> _What you have to do_
Output the entries word for word. Omit images.
____ The records
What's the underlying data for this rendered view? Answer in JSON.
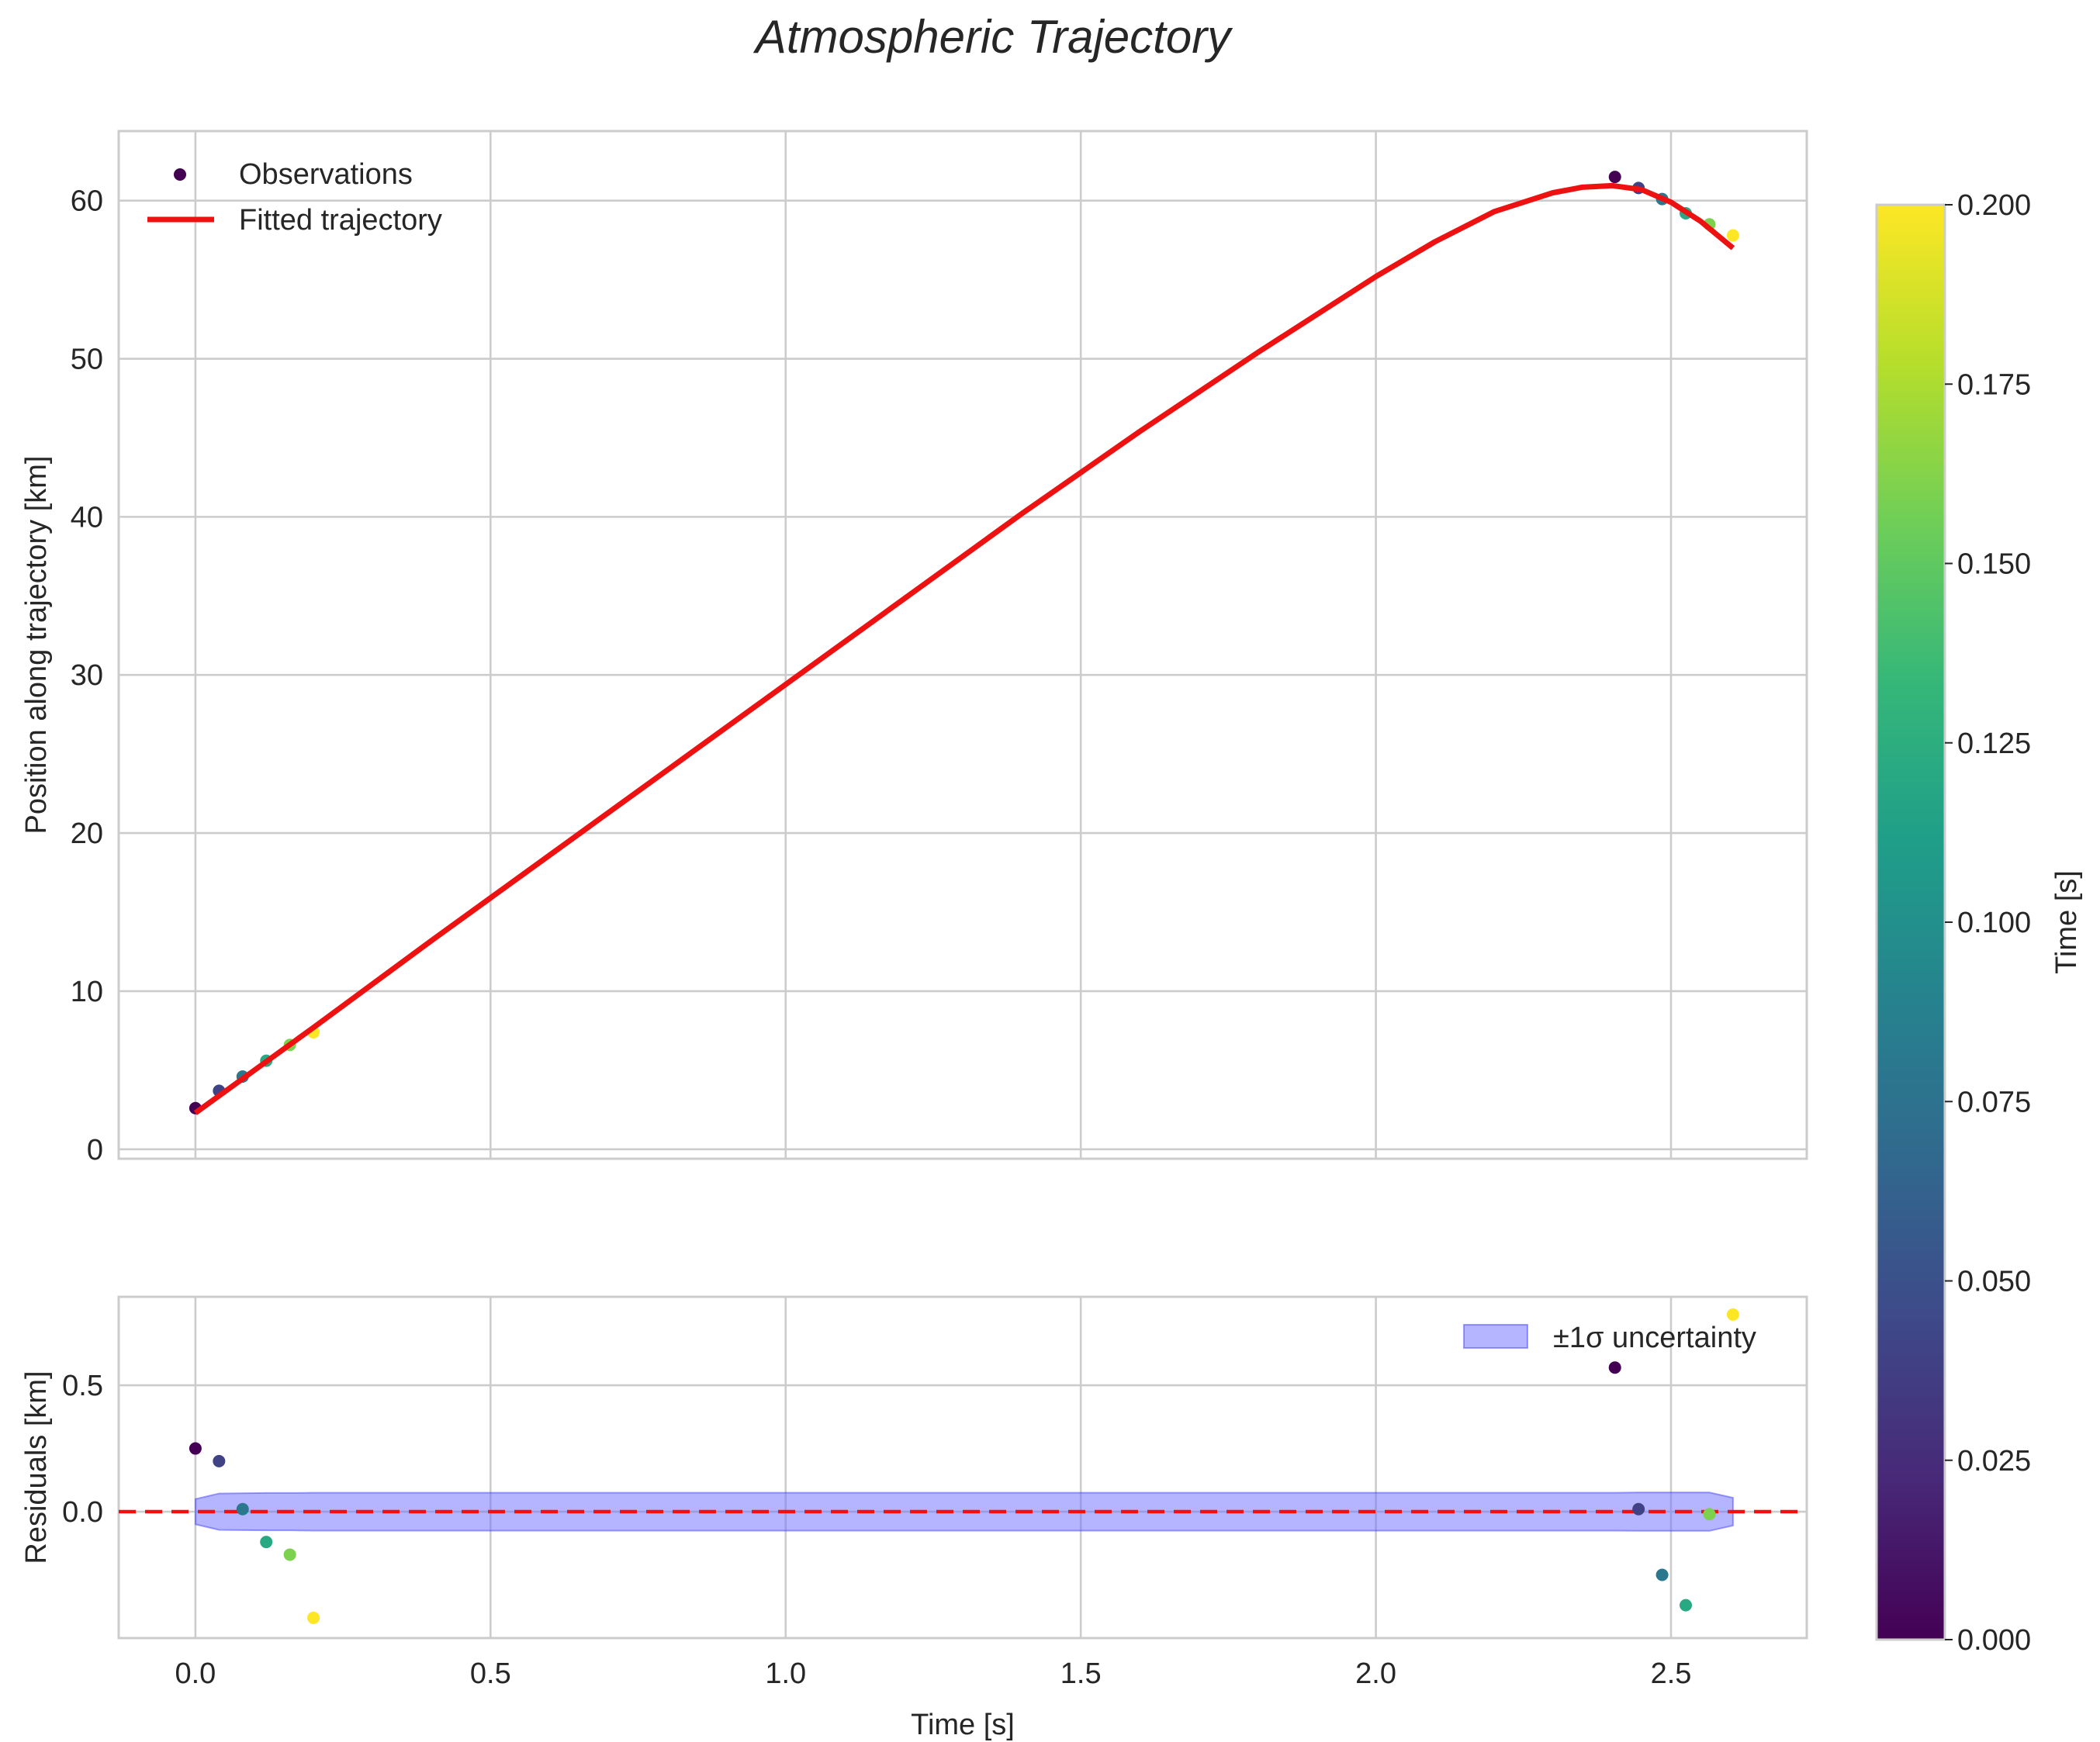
{
  "chart_data": [
    {
      "type": "scatter",
      "name": "main",
      "title": "Atmospheric Trajectory",
      "xlabel": "",
      "ylabel": "Position along trajectory [km]",
      "xlim": [
        -0.13,
        2.73
      ],
      "ylim": [
        -0.6,
        64.4
      ],
      "xticks": [
        0.0,
        0.5,
        1.0,
        1.5,
        2.0,
        2.5
      ],
      "xtick_labels_visible": false,
      "yticks": [
        0,
        10,
        20,
        30,
        40,
        50,
        60
      ],
      "ytick_labels": [
        "0",
        "10",
        "20",
        "30",
        "40",
        "50",
        "60"
      ],
      "grid": true,
      "legend": {
        "placement": "top-left",
        "entries": [
          "Observations",
          "Fitted trajectory"
        ]
      },
      "series": [
        {
          "name": "Observations",
          "kind": "scatter",
          "x": [
            0.0,
            0.04,
            0.08,
            0.12,
            0.16,
            0.2,
            2.405,
            2.445,
            2.485,
            2.525,
            2.565,
            2.605
          ],
          "y": [
            2.6,
            3.7,
            4.6,
            5.6,
            6.6,
            7.4,
            61.5,
            60.8,
            60.1,
            59.2,
            58.5,
            57.8
          ],
          "color_value": [
            0.0,
            0.04,
            0.08,
            0.12,
            0.16,
            0.2,
            0.0,
            0.04,
            0.08,
            0.12,
            0.16,
            0.2
          ]
        },
        {
          "name": "Fitted trajectory",
          "kind": "line",
          "color": "#ee1111",
          "x": [
            0.0,
            0.1,
            0.2,
            0.4,
            0.6,
            0.8,
            1.0,
            1.2,
            1.4,
            1.6,
            1.8,
            2.0,
            2.1,
            2.2,
            2.3,
            2.35,
            2.4,
            2.45,
            2.5,
            2.55,
            2.605
          ],
          "y": [
            2.3,
            5.0,
            7.7,
            13.2,
            18.6,
            24.0,
            29.4,
            34.8,
            40.2,
            45.4,
            50.4,
            55.2,
            57.4,
            59.3,
            60.5,
            60.85,
            60.95,
            60.7,
            59.9,
            58.7,
            57.0
          ]
        }
      ]
    },
    {
      "type": "scatter",
      "name": "residuals",
      "title": "",
      "xlabel": "Time [s]",
      "ylabel": "Residuals [km]",
      "xlim": [
        -0.13,
        2.73
      ],
      "ylim": [
        -0.5,
        0.85
      ],
      "xticks": [
        0.0,
        0.5,
        1.0,
        1.5,
        2.0,
        2.5
      ],
      "xtick_labels": [
        "0.0",
        "0.5",
        "1.0",
        "1.5",
        "2.0",
        "2.5"
      ],
      "yticks": [
        0.0,
        0.5
      ],
      "ytick_labels": [
        "0.0",
        "0.5"
      ],
      "grid": true,
      "zero_line": {
        "y": 0.0,
        "style": "dashed",
        "color": "#ee1111"
      },
      "legend": {
        "placement": "top-right",
        "entries": [
          "±1σ uncertainty"
        ]
      },
      "band": {
        "name": "±1σ uncertainty",
        "color": "#6b6bff",
        "x": [
          0.0,
          0.04,
          0.08,
          0.12,
          0.16,
          0.2,
          2.405,
          2.445,
          2.485,
          2.525,
          2.565,
          2.605
        ],
        "upper": [
          0.05,
          0.072,
          0.073,
          0.074,
          0.074,
          0.075,
          0.075,
          0.076,
          0.076,
          0.076,
          0.076,
          0.055
        ],
        "lower": [
          -0.05,
          -0.072,
          -0.073,
          -0.074,
          -0.074,
          -0.075,
          -0.075,
          -0.076,
          -0.076,
          -0.076,
          -0.076,
          -0.055
        ]
      },
      "series": [
        {
          "name": "Residuals",
          "kind": "scatter",
          "x": [
            0.0,
            0.04,
            0.08,
            0.12,
            0.16,
            0.2,
            2.405,
            2.445,
            2.485,
            2.525,
            2.565,
            2.605
          ],
          "y": [
            0.25,
            0.2,
            0.01,
            -0.12,
            -0.17,
            -0.42,
            0.57,
            0.01,
            -0.25,
            -0.37,
            -0.01,
            0.78
          ],
          "color_value": [
            0.0,
            0.04,
            0.08,
            0.12,
            0.16,
            0.2,
            0.0,
            0.04,
            0.08,
            0.12,
            0.16,
            0.2
          ]
        }
      ]
    },
    {
      "type": "colorbar",
      "name": "colorbar",
      "label": "Time [s]",
      "colormap": "viridis",
      "range": [
        0.0,
        0.2
      ],
      "ticks": [
        0.0,
        0.025,
        0.05,
        0.075,
        0.1,
        0.125,
        0.15,
        0.175,
        0.2
      ],
      "tick_labels": [
        "0.000",
        "0.025",
        "0.050",
        "0.075",
        "0.100",
        "0.125",
        "0.150",
        "0.175",
        "0.200"
      ],
      "colors": [
        "#440154",
        "#482878",
        "#3e4989",
        "#31688e",
        "#26828e",
        "#1f9e89",
        "#35b779",
        "#6ece58",
        "#b5de2b",
        "#fde725"
      ]
    }
  ],
  "style": {
    "grid_color": "#cccccc",
    "spine_color": "#cccccc",
    "text_color": "#262626"
  }
}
________
> _Result below_
What's the underlying data for this rendered view? Answer in JSON.
{
  "chart_data": [
    {
      "type": "scatter",
      "name": "main",
      "title": "Atmospheric Trajectory",
      "xlabel": "",
      "ylabel": "Position along trajectory [km]",
      "xlim": [
        -0.13,
        2.73
      ],
      "ylim": [
        -0.6,
        64.4
      ],
      "xticks": [
        0.0,
        0.5,
        1.0,
        1.5,
        2.0,
        2.5
      ],
      "xtick_labels_visible": false,
      "yticks": [
        0,
        10,
        20,
        30,
        40,
        50,
        60
      ],
      "ytick_labels": [
        "0",
        "10",
        "20",
        "30",
        "40",
        "50",
        "60"
      ],
      "grid": true,
      "legend": {
        "placement": "top-left",
        "entries": [
          "Observations",
          "Fitted trajectory"
        ]
      },
      "series": [
        {
          "name": "Observations",
          "kind": "scatter",
          "x": [
            0.0,
            0.04,
            0.08,
            0.12,
            0.16,
            0.2,
            2.405,
            2.445,
            2.485,
            2.525,
            2.565,
            2.605
          ],
          "y": [
            2.6,
            3.7,
            4.6,
            5.6,
            6.6,
            7.4,
            61.5,
            60.8,
            60.1,
            59.2,
            58.5,
            57.8
          ],
          "color_value": [
            0.0,
            0.04,
            0.08,
            0.12,
            0.16,
            0.2,
            0.0,
            0.04,
            0.08,
            0.12,
            0.16,
            0.2
          ]
        },
        {
          "name": "Fitted trajectory",
          "kind": "line",
          "color": "#ee1111",
          "x": [
            0.0,
            0.1,
            0.2,
            0.4,
            0.6,
            0.8,
            1.0,
            1.2,
            1.4,
            1.6,
            1.8,
            2.0,
            2.1,
            2.2,
            2.3,
            2.35,
            2.4,
            2.45,
            2.5,
            2.55,
            2.605
          ],
          "y": [
            2.3,
            5.0,
            7.7,
            13.2,
            18.6,
            24.0,
            29.4,
            34.8,
            40.2,
            45.4,
            50.4,
            55.2,
            57.4,
            59.3,
            60.5,
            60.85,
            60.95,
            60.7,
            59.9,
            58.7,
            57.0
          ]
        }
      ]
    },
    {
      "type": "scatter",
      "name": "residuals",
      "title": "",
      "xlabel": "Time [s]",
      "ylabel": "Residuals [km]",
      "xlim": [
        -0.13,
        2.73
      ],
      "ylim": [
        -0.5,
        0.85
      ],
      "xticks": [
        0.0,
        0.5,
        1.0,
        1.5,
        2.0,
        2.5
      ],
      "xtick_labels": [
        "0.0",
        "0.5",
        "1.0",
        "1.5",
        "2.0",
        "2.5"
      ],
      "yticks": [
        0.0,
        0.5
      ],
      "ytick_labels": [
        "0.0",
        "0.5"
      ],
      "grid": true,
      "zero_line": {
        "y": 0.0,
        "style": "dashed",
        "color": "#ee1111"
      },
      "legend": {
        "placement": "top-right",
        "entries": [
          "±1σ uncertainty"
        ]
      },
      "band": {
        "name": "±1σ uncertainty",
        "color": "#6b6bff",
        "x": [
          0.0,
          0.04,
          0.08,
          0.12,
          0.16,
          0.2,
          2.405,
          2.445,
          2.485,
          2.525,
          2.565,
          2.605
        ],
        "upper": [
          0.05,
          0.072,
          0.073,
          0.074,
          0.074,
          0.075,
          0.075,
          0.076,
          0.076,
          0.076,
          0.076,
          0.055
        ],
        "lower": [
          -0.05,
          -0.072,
          -0.073,
          -0.074,
          -0.074,
          -0.075,
          -0.075,
          -0.076,
          -0.076,
          -0.076,
          -0.076,
          -0.055
        ]
      },
      "series": [
        {
          "name": "Residuals",
          "kind": "scatter",
          "x": [
            0.0,
            0.04,
            0.08,
            0.12,
            0.16,
            0.2,
            2.405,
            2.445,
            2.485,
            2.525,
            2.565,
            2.605
          ],
          "y": [
            0.25,
            0.2,
            0.01,
            -0.12,
            -0.17,
            -0.42,
            0.57,
            0.01,
            -0.25,
            -0.37,
            -0.01,
            0.78
          ],
          "color_value": [
            0.0,
            0.04,
            0.08,
            0.12,
            0.16,
            0.2,
            0.0,
            0.04,
            0.08,
            0.12,
            0.16,
            0.2
          ]
        }
      ]
    },
    {
      "type": "colorbar",
      "name": "colorbar",
      "label": "Time [s]",
      "colormap": "viridis",
      "range": [
        0.0,
        0.2
      ],
      "ticks": [
        0.0,
        0.025,
        0.05,
        0.075,
        0.1,
        0.125,
        0.15,
        0.175,
        0.2
      ],
      "tick_labels": [
        "0.000",
        "0.025",
        "0.050",
        "0.075",
        "0.100",
        "0.125",
        "0.150",
        "0.175",
        "0.200"
      ],
      "colors": [
        "#440154",
        "#482878",
        "#3e4989",
        "#31688e",
        "#26828e",
        "#1f9e89",
        "#35b779",
        "#6ece58",
        "#b5de2b",
        "#fde725"
      ]
    }
  ],
  "style": {
    "grid_color": "#cccccc",
    "spine_color": "#cccccc",
    "text_color": "#262626"
  }
}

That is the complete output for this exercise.